Created on: November 07, 2009   Last Updated: November 08, 2009

When your family and guests walk into your dining room, their eyes should focus on a lovely arrangement of colors and textures in the center of the table. It can make the simplest meal look elegant and for your more elaborate Thanksgiving meal, it will pull everything together beautifully. I read the best book, HIDDEN ART, by author Edith Schaeffer about how to decorate your table, even if you live in the jungle and only have a large, flat rock for your table. That explanation set the tone and confidence for all of my table centerpieces over the decades.

Each season, I change the dining room table centerpiece to the colors and objects matching the highlights of that time of year. For the fall season, including November's Thanksgiving holiday, I like to mix the colors of yellow, rust, orange, dark red and a pretty shade of brown with a few splashes of white. Objects can include silk flowers, little paper turkeys or pilgrims, leaves, grain, pumpkins and other symbols of harvest time. If you have beautiful Thanksgiving greeting cards, one of those can be incorporated, also.

▸ Set exercise a: Transcribe everything in the centerpiece passage above, from "When your family" down to "over the decades.".

▸ The records:
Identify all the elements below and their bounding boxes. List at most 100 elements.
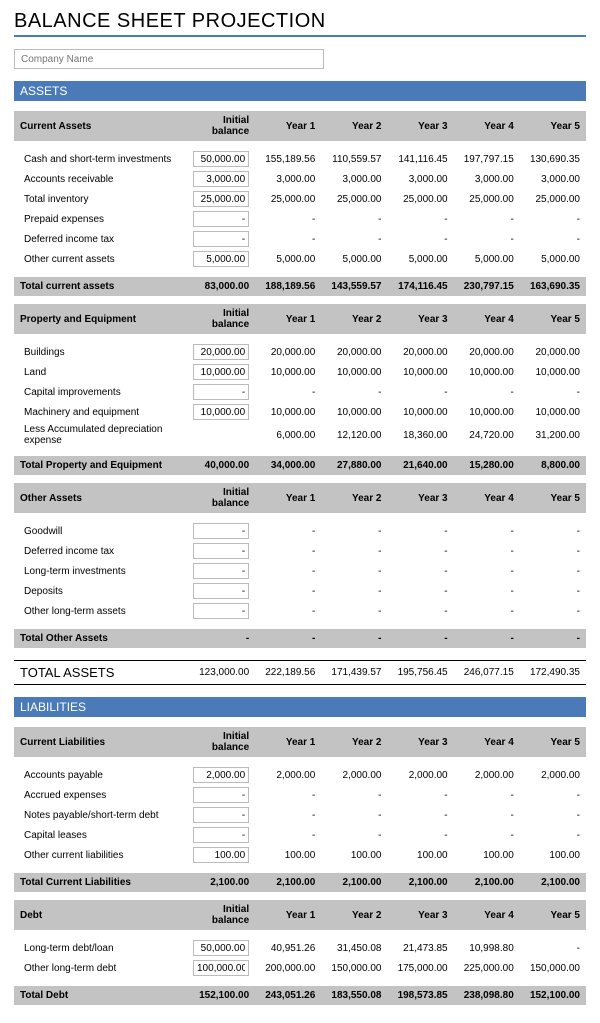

---

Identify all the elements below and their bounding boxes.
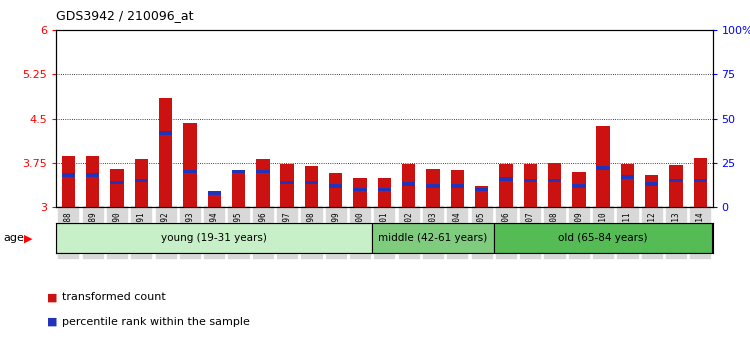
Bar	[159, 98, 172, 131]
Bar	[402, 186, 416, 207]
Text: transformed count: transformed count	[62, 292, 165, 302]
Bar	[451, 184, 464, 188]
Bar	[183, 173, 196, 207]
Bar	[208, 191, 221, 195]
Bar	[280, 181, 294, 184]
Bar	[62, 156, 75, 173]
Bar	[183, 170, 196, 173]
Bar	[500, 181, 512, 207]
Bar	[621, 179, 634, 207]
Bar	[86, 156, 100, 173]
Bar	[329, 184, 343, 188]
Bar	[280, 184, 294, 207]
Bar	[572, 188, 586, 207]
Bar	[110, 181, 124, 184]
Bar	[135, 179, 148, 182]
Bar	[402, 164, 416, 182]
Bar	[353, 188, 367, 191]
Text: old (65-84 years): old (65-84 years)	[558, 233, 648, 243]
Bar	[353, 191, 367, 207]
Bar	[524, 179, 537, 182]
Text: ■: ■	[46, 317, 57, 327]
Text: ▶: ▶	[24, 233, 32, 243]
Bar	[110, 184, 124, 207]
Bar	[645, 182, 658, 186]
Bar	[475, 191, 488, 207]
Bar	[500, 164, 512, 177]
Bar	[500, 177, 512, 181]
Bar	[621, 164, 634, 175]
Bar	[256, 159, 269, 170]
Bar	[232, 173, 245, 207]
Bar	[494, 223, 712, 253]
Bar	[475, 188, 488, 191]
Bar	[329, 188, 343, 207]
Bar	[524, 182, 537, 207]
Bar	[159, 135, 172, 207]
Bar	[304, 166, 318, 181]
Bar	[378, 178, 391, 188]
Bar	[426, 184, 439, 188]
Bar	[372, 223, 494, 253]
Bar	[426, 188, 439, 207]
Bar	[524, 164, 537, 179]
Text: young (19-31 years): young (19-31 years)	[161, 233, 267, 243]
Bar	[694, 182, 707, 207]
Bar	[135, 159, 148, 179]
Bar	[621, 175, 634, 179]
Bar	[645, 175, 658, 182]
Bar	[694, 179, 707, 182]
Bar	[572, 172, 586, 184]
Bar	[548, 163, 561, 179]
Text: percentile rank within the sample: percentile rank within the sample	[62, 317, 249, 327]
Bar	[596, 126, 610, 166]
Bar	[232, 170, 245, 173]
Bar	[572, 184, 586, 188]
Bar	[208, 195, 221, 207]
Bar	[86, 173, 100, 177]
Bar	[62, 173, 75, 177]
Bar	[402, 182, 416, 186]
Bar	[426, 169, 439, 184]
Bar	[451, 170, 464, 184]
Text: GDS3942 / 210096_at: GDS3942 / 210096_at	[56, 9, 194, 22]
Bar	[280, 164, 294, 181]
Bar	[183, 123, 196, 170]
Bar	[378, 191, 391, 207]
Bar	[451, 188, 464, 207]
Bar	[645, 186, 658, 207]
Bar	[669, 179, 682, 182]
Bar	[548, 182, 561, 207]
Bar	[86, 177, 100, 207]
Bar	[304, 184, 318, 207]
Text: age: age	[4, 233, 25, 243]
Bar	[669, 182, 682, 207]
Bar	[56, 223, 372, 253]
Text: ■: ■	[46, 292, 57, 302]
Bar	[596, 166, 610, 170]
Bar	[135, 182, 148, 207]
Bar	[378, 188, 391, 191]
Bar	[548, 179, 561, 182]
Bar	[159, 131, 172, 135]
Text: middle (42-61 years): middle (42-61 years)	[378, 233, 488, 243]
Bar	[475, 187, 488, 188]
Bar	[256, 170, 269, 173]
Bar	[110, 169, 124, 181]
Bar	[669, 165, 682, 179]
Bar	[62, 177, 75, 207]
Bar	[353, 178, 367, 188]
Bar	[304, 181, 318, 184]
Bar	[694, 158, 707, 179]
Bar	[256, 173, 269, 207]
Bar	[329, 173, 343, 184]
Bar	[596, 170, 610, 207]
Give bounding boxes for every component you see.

▸ Set exercise b: How many lines of the records contain the string "below", with case counting? Reply with the number only.

▸ Exercise answer a:
When your family and guests walk into your dining room, their eyes should focus on a lovely arrangement of colors and textures in the center of the table. It can make the simplest meal look elegant and for your more elaborate Thanksgiving meal, it will pull everything together beautifully. I read the best book, HIDDEN ART, by author Edith Schaeffer about how to decorate your table, even if you live in the jungle and only have a large, flat rock for your table. That explanation set the tone and confidence for all of my table centerpieces over the decades.

▸ Exercise answer b: 2